TASK TO CARRY OUT:
Comb the records below for the string "text" and copy each line where it turns up.

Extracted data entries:
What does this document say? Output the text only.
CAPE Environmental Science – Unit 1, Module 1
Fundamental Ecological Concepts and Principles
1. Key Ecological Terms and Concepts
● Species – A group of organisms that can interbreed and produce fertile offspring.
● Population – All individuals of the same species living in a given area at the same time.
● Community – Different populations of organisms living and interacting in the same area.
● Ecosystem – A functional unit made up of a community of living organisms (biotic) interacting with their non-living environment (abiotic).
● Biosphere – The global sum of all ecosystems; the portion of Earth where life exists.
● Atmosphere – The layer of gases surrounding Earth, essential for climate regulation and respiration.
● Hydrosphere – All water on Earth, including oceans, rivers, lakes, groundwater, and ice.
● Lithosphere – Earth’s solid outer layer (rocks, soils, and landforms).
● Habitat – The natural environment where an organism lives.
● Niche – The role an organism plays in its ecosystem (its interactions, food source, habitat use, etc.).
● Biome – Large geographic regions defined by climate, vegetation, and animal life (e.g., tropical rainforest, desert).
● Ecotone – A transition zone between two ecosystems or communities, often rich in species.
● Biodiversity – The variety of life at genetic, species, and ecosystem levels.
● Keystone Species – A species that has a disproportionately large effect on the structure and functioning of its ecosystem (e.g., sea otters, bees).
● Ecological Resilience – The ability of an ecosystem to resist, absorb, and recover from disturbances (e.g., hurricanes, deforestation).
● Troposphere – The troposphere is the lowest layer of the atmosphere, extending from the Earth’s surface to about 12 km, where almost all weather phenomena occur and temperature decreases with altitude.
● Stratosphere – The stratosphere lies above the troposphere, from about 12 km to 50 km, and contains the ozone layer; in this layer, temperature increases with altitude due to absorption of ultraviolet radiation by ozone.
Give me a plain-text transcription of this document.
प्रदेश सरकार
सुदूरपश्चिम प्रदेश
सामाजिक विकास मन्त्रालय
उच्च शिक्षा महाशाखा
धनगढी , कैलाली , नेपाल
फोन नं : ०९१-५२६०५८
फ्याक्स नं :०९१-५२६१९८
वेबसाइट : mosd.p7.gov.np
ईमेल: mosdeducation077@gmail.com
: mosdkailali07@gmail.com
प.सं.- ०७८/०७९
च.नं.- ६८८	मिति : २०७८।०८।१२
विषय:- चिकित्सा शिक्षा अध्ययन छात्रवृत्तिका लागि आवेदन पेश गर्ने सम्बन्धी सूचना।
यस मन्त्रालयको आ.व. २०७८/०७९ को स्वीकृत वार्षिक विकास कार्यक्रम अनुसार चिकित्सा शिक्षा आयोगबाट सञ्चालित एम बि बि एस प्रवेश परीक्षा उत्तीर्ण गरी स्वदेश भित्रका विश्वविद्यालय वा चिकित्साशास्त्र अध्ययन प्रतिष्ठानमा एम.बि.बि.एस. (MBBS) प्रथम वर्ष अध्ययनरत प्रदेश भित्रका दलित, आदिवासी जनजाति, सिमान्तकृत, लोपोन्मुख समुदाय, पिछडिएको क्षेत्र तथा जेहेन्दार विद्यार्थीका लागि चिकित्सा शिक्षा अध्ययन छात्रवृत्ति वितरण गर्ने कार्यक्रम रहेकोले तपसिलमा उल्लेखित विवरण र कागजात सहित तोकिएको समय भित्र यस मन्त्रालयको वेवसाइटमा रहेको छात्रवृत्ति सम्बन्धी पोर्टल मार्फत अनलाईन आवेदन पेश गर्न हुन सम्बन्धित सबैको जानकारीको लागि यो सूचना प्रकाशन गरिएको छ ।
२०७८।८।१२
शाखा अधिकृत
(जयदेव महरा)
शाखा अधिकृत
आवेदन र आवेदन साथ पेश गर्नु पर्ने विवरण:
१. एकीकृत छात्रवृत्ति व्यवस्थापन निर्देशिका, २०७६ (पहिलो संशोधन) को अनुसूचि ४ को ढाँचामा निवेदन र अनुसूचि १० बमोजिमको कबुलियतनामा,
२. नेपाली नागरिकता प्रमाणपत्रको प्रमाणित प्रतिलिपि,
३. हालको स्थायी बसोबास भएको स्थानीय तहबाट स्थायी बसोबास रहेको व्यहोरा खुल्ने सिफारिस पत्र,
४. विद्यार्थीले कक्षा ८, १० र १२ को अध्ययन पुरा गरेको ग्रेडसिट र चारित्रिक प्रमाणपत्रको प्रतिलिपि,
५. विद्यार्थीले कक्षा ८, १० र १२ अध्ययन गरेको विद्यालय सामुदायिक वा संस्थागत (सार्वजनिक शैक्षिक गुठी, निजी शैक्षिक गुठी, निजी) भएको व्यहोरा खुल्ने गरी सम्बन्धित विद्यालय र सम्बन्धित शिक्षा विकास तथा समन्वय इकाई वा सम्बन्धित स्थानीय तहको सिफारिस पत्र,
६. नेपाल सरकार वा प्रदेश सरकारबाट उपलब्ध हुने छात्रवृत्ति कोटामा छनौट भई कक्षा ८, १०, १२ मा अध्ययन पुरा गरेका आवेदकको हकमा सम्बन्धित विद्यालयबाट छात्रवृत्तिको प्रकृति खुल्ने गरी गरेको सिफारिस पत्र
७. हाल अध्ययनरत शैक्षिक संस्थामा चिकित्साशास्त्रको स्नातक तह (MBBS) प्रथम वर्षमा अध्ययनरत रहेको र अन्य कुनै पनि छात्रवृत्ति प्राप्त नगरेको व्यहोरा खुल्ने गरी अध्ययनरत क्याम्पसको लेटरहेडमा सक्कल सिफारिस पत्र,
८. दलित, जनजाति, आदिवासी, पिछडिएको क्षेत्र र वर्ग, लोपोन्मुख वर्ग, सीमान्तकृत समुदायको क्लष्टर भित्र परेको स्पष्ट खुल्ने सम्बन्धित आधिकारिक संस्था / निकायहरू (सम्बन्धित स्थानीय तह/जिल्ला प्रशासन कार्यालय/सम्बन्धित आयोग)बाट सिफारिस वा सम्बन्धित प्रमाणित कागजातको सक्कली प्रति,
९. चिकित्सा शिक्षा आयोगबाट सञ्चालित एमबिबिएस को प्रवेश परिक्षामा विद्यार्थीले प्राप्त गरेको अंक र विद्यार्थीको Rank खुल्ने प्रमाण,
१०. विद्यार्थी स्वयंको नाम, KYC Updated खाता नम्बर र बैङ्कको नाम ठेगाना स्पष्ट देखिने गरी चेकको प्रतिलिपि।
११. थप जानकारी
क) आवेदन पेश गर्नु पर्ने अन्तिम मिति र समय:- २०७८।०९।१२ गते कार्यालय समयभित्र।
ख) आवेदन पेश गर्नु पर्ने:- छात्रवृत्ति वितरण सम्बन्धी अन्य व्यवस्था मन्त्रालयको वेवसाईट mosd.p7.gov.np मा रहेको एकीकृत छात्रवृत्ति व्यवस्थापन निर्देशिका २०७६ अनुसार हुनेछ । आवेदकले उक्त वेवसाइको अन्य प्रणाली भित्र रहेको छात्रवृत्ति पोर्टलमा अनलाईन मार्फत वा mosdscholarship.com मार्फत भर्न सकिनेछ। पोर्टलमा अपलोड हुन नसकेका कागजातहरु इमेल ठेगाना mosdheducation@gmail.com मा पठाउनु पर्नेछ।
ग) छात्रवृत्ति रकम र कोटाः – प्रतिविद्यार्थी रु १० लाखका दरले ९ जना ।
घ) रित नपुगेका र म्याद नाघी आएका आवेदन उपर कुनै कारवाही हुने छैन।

EXERCISE ANSWER:
What does this document say? Output the text only.
Give me a plain-text transcription of this document.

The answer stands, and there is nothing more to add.